_Task objective_
Exactly as written, print each record in the listing.

Items from a dataset
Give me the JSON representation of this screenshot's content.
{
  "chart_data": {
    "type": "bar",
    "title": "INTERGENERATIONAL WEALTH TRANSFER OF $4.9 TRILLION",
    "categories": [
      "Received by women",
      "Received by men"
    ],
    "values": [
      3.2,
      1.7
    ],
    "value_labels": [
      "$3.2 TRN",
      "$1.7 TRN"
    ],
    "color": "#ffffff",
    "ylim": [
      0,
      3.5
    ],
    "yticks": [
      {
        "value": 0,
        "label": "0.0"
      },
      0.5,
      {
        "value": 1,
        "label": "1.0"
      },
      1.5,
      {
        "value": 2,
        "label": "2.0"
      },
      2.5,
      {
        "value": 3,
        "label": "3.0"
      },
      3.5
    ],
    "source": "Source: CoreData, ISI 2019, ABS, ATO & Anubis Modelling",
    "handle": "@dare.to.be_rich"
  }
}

_Final result_
Give me the JSON representation of this screenshot's content.
{
  "chart_data": {
    "type": "bar",
    "title": "INTERGENERATIONAL WEALTH TRANSFER OF $4.9 TRILLION",
    "categories": [
      "Received by women",
      "Received by men"
    ],
    "values": [
      3.2,
      1.7
    ],
    "value_labels": [
      "$3.2 TRN",
      "$1.7 TRN"
    ],
    "color": "#ffffff",
    "ylim": [
      0,
      3.5
    ],
    "yticks": [
      {
        "value": 0,
        "label": "0.0"
      },
      0.5,
      {
        "value": 1,
        "label": "1.0"
      },
      1.5,
      {
        "value": 2,
        "label": "2.0"
      },
      2.5,
      {
        "value": 3,
        "label": "3.0"
      },
      3.5
    ],
    "source": "Source: CoreData, ISI 2019, ABS, ATO & Anubis Modelling",
    "handle": "@dare.to.be_rich"
  }
}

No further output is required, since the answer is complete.